_Given instruction_: Here are some records; return them all exactly.

_Dataset entries_:
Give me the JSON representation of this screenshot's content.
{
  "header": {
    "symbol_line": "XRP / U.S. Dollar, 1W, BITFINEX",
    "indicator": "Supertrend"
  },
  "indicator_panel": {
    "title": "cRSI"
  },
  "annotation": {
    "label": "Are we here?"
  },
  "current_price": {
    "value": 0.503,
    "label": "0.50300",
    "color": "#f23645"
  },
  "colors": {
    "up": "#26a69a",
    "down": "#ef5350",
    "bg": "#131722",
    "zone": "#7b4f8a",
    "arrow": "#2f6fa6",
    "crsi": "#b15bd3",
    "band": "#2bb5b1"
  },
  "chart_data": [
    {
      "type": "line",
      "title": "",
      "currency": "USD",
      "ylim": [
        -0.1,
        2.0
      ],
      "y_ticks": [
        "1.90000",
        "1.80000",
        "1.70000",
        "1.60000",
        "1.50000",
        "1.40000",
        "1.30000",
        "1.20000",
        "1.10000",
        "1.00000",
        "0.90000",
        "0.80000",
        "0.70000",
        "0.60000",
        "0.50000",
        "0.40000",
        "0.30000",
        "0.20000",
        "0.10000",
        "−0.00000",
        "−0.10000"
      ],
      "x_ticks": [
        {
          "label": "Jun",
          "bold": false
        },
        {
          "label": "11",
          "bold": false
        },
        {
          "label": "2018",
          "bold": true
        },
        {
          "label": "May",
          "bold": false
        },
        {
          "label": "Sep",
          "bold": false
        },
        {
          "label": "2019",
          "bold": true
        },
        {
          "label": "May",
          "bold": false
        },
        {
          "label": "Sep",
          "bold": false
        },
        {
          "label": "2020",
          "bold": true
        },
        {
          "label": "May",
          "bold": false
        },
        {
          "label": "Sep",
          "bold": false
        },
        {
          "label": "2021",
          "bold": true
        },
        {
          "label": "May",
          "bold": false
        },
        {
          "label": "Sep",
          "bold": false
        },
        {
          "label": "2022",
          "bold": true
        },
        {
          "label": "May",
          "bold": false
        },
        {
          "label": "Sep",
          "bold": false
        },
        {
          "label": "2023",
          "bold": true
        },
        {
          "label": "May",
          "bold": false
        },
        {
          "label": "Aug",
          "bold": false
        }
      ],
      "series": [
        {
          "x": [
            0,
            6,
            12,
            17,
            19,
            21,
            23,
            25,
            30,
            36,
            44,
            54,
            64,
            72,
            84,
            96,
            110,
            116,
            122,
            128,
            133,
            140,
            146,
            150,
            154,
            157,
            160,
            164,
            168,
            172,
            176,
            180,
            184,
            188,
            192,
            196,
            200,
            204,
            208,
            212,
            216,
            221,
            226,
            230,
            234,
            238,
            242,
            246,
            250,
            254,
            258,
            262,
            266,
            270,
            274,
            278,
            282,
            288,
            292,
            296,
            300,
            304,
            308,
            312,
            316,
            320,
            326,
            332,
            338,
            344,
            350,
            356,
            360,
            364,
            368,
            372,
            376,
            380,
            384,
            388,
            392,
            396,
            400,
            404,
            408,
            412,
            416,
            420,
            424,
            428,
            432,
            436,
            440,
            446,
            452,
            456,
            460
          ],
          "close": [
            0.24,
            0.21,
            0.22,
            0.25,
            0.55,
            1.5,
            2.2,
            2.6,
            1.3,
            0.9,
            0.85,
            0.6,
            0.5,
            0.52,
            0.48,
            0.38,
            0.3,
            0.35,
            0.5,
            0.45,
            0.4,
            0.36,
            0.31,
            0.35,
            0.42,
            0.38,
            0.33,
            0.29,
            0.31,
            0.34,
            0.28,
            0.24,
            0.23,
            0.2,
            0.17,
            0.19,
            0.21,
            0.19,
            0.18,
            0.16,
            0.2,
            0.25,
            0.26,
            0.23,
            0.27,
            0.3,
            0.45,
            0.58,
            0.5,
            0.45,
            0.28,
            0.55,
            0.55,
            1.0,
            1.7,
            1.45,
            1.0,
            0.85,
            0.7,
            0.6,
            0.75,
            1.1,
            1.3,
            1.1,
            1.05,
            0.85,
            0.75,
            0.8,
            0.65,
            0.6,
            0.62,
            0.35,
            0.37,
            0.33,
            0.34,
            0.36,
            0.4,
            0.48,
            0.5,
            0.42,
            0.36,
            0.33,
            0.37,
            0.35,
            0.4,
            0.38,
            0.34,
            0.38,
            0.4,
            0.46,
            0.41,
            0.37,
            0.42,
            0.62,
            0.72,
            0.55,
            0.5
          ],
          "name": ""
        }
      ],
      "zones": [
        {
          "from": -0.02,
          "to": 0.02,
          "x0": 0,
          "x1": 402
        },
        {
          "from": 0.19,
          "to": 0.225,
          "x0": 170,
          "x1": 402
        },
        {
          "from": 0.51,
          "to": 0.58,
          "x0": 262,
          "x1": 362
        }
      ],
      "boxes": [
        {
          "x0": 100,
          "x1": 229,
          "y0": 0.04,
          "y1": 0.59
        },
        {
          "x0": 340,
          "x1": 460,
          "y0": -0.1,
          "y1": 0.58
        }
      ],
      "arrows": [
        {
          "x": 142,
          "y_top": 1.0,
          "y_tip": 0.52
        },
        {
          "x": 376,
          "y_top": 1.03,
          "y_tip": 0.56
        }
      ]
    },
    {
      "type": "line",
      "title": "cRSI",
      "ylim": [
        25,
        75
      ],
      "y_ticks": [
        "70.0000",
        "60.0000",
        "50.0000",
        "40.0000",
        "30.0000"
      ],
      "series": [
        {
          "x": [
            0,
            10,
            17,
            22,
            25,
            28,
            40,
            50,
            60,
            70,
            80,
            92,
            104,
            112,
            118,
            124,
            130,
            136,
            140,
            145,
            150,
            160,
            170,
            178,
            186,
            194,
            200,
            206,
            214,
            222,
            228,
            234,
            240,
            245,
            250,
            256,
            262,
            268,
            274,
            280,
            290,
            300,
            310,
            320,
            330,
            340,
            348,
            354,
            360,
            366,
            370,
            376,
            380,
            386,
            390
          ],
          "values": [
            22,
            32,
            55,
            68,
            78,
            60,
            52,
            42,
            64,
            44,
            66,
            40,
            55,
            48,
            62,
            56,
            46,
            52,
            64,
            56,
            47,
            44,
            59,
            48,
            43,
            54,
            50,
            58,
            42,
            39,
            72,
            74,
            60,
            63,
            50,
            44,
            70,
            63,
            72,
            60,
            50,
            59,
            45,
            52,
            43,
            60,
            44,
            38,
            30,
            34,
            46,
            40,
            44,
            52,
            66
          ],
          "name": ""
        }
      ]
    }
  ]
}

_In response_:
Give me the JSON representation of this screenshot's content.
{
  "header": {
    "symbol_line": "XRP / U.S. Dollar, 1W, BITFINEX",
    "indicator": "Supertrend"
  },
  "indicator_panel": {
    "title": "cRSI"
  },
  "annotation": {
    "label": "Are we here?"
  },
  "current_price": {
    "value": 0.503,
    "label": "0.50300",
    "color": "#f23645"
  },
  "colors": {
    "up": "#26a69a",
    "down": "#ef5350",
    "bg": "#131722",
    "zone": "#7b4f8a",
    "arrow": "#2f6fa6",
    "crsi": "#b15bd3",
    "band": "#2bb5b1"
  },
  "chart_data": [
    {
      "type": "line",
      "title": "",
      "currency": "USD",
      "ylim": [
        -0.1,
        2.0
      ],
      "y_ticks": [
        "1.90000",
        "1.80000",
        "1.70000",
        "1.60000",
        "1.50000",
        "1.40000",
        "1.30000",
        "1.20000",
        "1.10000",
        "1.00000",
        "0.90000",
        "0.80000",
        "0.70000",
        "0.60000",
        "0.50000",
        "0.40000",
        "0.30000",
        "0.20000",
        "0.10000",
        "−0.00000",
        "−0.10000"
      ],
      "x_ticks": [
        {
          "label": "Jun",
          "bold": false
        },
        {
          "label": "11",
          "bold": false
        },
        {
          "label": "2018",
          "bold": true
        },
        {
          "label": "May",
          "bold": false
        },
        {
          "label": "Sep",
          "bold": false
        },
        {
          "label": "2019",
          "bold": true
        },
        {
          "label": "May",
          "bold": false
        },
        {
          "label": "Sep",
          "bold": false
        },
        {
          "label": "2020",
          "bold": true
        },
        {
          "label": "May",
          "bold": false
        },
        {
          "label": "Sep",
          "bold": false
        },
        {
          "label": "2021",
          "bold": true
        },
        {
          "label": "May",
          "bold": false
        },
        {
          "label": "Sep",
          "bold": false
        },
        {
          "label": "2022",
          "bold": true
        },
        {
          "label": "May",
          "bold": false
        },
        {
          "label": "Sep",
          "bold": false
        },
        {
          "label": "2023",
          "bold": true
        },
        {
          "label": "May",
          "bold": false
        },
        {
          "label": "Aug",
          "bold": false
        }
      ],
      "series": [
        {
          "x": [
            0,
            6,
            12,
            17,
            19,
            21,
            23,
            25,
            30,
            36,
            44,
            54,
            64,
            72,
            84,
            96,
            110,
            116,
            122,
            128,
            133,
            140,
            146,
            150,
            154,
            157,
            160,
            164,
            168,
            172,
            176,
            180,
            184,
            188,
            192,
            196,
            200,
            204,
            208,
            212,
            216,
            221,
            226,
            230,
            234,
            238,
            242,
            246,
            250,
            254,
            258,
            262,
            266,
            270,
            274,
            278,
            282,
            288,
            292,
            296,
            300,
            304,
            308,
            312,
            316,
            320,
            326,
            332,
            338,
            344,
            350,
            356,
            360,
            364,
            368,
            372,
            376,
            380,
            384,
            388,
            392,
            396,
            400,
            404,
            408,
            412,
            416,
            420,
            424,
            428,
            432,
            436,
            440,
            446,
            452,
            456,
            460
          ],
          "close": [
            0.24,
            0.21,
            0.22,
            0.25,
            0.55,
            1.5,
            2.2,
            2.6,
            1.3,
            0.9,
            0.85,
            0.6,
            0.5,
            0.52,
            0.48,
            0.38,
            0.3,
            0.35,
            0.5,
            0.45,
            0.4,
            0.36,
            0.31,
            0.35,
            0.42,
            0.38,
            0.33,
            0.29,
            0.31,
            0.34,
            0.28,
            0.24,
            0.23,
            0.2,
            0.17,
            0.19,
            0.21,
            0.19,
            0.18,
            0.16,
            0.2,
            0.25,
            0.26,
            0.23,
            0.27,
            0.3,
            0.45,
            0.58,
            0.5,
            0.45,
            0.28,
            0.55,
            0.55,
            1.0,
            1.7,
            1.45,
            1.0,
            0.85,
            0.7,
            0.6,
            0.75,
            1.1,
            1.3,
            1.1,
            1.05,
            0.85,
            0.75,
            0.8,
            0.65,
            0.6,
            0.62,
            0.35,
            0.37,
            0.33,
            0.34,
            0.36,
            0.4,
            0.48,
            0.5,
            0.42,
            0.36,
            0.33,
            0.37,
            0.35,
            0.4,
            0.38,
            0.34,
            0.38,
            0.4,
            0.46,
            0.41,
            0.37,
            0.42,
            0.62,
            0.72,
            0.55,
            0.5
          ],
          "name": ""
        }
      ],
      "zones": [
        {
          "from": -0.02,
          "to": 0.02,
          "x0": 0,
          "x1": 402
        },
        {
          "from": 0.19,
          "to": 0.225,
          "x0": 170,
          "x1": 402
        },
        {
          "from": 0.51,
          "to": 0.58,
          "x0": 262,
          "x1": 362
        }
      ],
      "boxes": [
        {
          "x0": 100,
          "x1": 229,
          "y0": 0.04,
          "y1": 0.59
        },
        {
          "x0": 340,
          "x1": 460,
          "y0": -0.1,
          "y1": 0.58
        }
      ],
      "arrows": [
        {
          "x": 142,
          "y_top": 1.0,
          "y_tip": 0.52
        },
        {
          "x": 376,
          "y_top": 1.03,
          "y_tip": 0.56
        }
      ]
    },
    {
      "type": "line",
      "title": "cRSI",
      "ylim": [
        25,
        75
      ],
      "y_ticks": [
        "70.0000",
        "60.0000",
        "50.0000",
        "40.0000",
        "30.0000"
      ],
      "series": [
        {
          "x": [
            0,
            10,
            17,
            22,
            25,
            28,
            40,
            50,
            60,
            70,
            80,
            92,
            104,
            112,
            118,
            124,
            130,
            136,
            140,
            145,
            150,
            160,
            170,
            178,
            186,
            194,
            200,
            206,
            214,
            222,
            228,
            234,
            240,
            245,
            250,
            256,
            262,
            268,
            274,
            280,
            290,
            300,
            310,
            320,
            330,
            340,
            348,
            354,
            360,
            366,
            370,
            376,
            380,
            386,
            390
          ],
          "values": [
            22,
            32,
            55,
            68,
            78,
            60,
            52,
            42,
            64,
            44,
            66,
            40,
            55,
            48,
            62,
            56,
            46,
            52,
            64,
            56,
            47,
            44,
            59,
            48,
            43,
            54,
            50,
            58,
            42,
            39,
            72,
            74,
            60,
            63,
            50,
            44,
            70,
            63,
            72,
            60,
            50,
            59,
            45,
            52,
            43,
            60,
            44,
            38,
            30,
            34,
            46,
            40,
            44,
            52,
            66
          ],
          "name": ""
        }
      ]
    }
  ]
}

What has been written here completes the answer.